**DATA SECTION:**
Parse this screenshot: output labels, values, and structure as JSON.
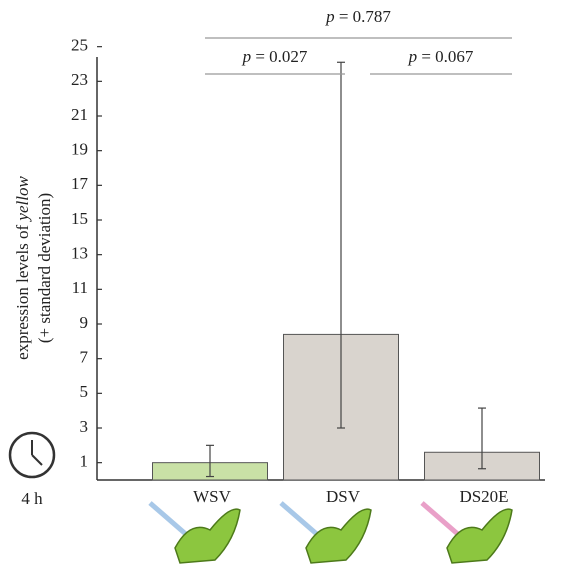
{
  "chart_data": {
    "type": "bar",
    "ylabel": {
      "text": "expression levels of",
      "italic": "yellow",
      "line2": "(+ standard deviation)"
    },
    "categories": [
      "WSV",
      "DSV",
      "DS20E"
    ],
    "values": [
      1.0,
      8.4,
      1.6
    ],
    "error_low": [
      0.2,
      3.0,
      0.65
    ],
    "error_high": [
      2.0,
      24.1,
      4.15
    ],
    "colors": [
      "#c9e1a6",
      "#d9d4ce",
      "#d9d4ce"
    ],
    "ylim": [
      0,
      25
    ],
    "yticks": [
      1,
      3,
      5,
      7,
      9,
      11,
      13,
      15,
      17,
      19,
      21,
      23,
      25
    ],
    "annotations": [
      {
        "symbol": "p",
        "text": "= 0.787"
      },
      {
        "symbol": "p",
        "text": "= 0.027"
      },
      {
        "symbol": "p",
        "text": "= 0.067"
      }
    ],
    "time_label": "4 h"
  }
}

**PROBLEM DESCRIPTION:** Pick out each line containing the string "text" and copy it.

**RESULT OF THE EXERCISE:**
      "text": "expression levels of",
        "text": "= 0.787"
        "text": "= 0.027"
        "text": "= 0.067"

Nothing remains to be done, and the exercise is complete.